The data —
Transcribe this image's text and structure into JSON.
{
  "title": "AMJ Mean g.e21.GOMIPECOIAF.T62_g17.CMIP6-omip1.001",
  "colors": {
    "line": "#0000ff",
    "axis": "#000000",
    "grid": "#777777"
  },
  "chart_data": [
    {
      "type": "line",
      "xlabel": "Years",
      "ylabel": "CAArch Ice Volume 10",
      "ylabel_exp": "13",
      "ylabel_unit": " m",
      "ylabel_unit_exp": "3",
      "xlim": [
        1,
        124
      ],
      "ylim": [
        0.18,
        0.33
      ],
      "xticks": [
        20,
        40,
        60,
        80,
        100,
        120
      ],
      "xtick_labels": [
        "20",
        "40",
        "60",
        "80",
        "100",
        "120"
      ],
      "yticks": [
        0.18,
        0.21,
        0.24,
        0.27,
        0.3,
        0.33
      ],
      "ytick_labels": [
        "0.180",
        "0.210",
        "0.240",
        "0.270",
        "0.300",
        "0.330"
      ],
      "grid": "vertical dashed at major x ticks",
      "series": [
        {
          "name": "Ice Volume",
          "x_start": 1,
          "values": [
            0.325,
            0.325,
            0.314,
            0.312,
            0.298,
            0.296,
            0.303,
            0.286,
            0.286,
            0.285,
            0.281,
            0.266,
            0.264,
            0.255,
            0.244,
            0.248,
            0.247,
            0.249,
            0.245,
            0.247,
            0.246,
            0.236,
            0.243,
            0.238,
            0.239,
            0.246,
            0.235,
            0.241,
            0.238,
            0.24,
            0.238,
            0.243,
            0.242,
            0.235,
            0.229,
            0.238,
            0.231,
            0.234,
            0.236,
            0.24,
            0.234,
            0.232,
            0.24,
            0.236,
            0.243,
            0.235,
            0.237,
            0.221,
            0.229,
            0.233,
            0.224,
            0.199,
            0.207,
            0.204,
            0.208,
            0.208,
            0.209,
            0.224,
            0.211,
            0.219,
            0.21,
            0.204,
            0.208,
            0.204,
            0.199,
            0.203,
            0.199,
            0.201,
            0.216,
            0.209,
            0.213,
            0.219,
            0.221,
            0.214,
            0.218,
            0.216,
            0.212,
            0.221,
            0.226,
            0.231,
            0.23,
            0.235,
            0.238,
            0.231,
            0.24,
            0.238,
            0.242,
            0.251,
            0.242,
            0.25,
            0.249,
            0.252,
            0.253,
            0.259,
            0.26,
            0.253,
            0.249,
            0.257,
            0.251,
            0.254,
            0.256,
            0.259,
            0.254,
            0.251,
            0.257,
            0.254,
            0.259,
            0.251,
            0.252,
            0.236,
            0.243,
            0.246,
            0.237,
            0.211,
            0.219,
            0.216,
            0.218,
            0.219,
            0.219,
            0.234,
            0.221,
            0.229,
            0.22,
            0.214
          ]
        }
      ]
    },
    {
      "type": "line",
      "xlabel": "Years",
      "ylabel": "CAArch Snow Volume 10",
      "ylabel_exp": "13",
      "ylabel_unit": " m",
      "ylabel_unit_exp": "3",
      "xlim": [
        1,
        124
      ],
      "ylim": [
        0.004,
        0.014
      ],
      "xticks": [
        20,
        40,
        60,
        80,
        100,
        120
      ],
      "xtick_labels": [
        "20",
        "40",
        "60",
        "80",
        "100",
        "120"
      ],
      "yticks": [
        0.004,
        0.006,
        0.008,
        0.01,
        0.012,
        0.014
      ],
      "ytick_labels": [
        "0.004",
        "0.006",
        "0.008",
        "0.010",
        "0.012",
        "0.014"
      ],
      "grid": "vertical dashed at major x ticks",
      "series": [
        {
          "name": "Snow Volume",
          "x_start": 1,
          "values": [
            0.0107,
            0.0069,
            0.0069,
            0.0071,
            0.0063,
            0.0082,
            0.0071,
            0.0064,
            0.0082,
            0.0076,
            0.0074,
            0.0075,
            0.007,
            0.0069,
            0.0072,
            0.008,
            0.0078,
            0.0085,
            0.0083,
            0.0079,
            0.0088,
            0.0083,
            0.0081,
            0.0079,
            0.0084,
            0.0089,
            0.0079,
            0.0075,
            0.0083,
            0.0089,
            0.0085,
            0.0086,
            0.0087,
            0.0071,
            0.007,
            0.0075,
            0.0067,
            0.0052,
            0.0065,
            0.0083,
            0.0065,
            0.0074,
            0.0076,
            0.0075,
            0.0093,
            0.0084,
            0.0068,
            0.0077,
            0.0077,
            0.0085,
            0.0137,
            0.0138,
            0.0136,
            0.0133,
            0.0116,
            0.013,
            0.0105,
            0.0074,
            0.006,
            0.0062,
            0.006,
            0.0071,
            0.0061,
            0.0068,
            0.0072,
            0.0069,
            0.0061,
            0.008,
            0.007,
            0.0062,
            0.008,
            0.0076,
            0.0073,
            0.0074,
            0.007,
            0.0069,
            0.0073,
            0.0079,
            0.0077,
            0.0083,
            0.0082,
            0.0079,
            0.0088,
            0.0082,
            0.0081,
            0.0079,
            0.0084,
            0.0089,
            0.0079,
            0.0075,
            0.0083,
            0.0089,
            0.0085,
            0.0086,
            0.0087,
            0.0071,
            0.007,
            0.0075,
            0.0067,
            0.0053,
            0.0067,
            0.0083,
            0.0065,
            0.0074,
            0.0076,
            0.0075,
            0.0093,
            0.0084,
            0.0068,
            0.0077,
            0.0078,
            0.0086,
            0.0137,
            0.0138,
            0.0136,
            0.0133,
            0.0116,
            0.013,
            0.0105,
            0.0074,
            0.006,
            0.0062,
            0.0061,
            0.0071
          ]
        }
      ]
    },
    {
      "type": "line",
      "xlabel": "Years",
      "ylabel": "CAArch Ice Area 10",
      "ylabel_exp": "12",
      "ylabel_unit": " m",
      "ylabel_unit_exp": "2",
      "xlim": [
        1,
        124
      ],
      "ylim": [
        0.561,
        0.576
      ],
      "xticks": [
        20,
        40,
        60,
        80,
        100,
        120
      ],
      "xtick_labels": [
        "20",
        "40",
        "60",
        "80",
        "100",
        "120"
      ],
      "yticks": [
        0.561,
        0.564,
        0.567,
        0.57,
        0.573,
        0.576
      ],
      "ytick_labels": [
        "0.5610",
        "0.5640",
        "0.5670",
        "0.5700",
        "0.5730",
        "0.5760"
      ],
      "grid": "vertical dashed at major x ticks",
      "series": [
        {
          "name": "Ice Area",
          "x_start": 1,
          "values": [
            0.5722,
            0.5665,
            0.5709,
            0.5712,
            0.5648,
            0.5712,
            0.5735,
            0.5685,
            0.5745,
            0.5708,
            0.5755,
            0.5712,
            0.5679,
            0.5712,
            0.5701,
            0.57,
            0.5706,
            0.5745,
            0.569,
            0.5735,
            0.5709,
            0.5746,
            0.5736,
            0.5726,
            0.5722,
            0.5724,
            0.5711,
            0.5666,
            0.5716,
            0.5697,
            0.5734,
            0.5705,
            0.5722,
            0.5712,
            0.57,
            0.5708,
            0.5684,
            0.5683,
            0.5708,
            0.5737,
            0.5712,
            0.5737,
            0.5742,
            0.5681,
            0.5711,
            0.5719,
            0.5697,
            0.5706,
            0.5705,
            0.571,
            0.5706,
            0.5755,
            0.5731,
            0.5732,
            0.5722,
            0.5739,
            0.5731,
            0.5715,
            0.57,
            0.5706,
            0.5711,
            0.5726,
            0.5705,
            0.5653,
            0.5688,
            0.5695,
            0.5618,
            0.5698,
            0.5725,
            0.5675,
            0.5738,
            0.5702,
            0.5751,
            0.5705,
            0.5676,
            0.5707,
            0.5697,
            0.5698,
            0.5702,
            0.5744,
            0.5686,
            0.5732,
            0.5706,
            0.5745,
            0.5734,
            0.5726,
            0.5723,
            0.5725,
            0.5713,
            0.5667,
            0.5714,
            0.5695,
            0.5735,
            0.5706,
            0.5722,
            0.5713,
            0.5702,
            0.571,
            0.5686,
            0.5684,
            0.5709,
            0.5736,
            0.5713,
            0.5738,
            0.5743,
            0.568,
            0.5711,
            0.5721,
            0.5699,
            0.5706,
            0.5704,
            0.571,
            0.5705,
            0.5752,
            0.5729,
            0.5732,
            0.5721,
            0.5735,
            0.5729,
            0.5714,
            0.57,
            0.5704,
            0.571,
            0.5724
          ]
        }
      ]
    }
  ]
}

What needs to be done — Go through the listing above and list every line that has the word "Volume".

Solution to this task —
      "ylabel": "CAArch Ice Volume 10",
          "name": "Ice Volume",
      "ylabel": "CAArch Snow Volume 10",
          "name": "Snow Volume",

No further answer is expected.